▸ Written request
Only a number is wanted: how many lines in these records contain the word "Ülkeleri"?

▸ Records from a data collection
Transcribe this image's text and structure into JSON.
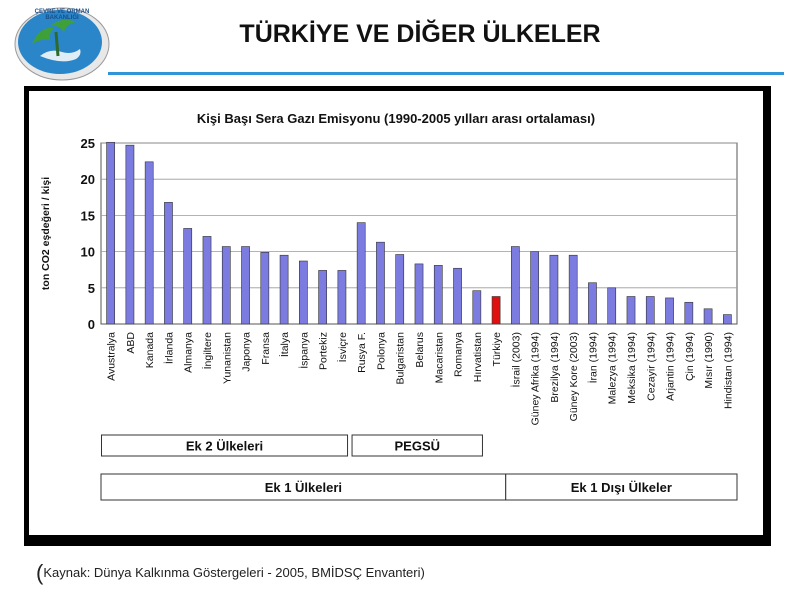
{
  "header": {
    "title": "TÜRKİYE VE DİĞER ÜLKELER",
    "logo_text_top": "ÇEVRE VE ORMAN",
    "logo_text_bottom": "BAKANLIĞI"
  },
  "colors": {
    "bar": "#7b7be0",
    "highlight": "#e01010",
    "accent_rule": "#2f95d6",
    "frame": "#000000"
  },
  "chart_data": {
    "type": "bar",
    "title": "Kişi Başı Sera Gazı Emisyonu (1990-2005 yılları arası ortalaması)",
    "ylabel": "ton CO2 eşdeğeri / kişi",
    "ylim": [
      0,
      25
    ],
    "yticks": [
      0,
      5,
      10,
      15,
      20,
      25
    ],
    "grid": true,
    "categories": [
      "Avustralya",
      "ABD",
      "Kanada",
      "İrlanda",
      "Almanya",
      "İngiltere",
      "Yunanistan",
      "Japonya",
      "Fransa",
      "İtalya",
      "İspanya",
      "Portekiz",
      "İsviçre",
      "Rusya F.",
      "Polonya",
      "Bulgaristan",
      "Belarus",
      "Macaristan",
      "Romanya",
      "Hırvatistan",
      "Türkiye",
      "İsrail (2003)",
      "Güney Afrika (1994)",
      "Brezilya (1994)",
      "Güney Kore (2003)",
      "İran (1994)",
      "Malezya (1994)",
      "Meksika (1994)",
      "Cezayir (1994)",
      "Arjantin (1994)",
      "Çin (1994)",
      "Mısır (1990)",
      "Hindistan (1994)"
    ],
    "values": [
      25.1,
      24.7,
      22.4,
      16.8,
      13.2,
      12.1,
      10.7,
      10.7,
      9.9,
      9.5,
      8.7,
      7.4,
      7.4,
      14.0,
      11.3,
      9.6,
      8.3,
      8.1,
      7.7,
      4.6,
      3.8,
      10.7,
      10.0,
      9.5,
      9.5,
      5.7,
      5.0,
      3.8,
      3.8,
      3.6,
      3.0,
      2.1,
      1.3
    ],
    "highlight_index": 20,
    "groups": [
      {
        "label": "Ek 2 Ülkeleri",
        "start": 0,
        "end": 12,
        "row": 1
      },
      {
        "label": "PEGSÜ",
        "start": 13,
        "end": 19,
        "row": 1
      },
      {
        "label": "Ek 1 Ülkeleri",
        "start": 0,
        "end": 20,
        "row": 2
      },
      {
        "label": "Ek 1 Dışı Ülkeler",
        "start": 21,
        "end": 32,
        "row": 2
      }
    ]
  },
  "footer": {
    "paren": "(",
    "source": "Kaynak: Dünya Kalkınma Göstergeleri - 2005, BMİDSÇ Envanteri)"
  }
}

▸ Answer to the exercise
2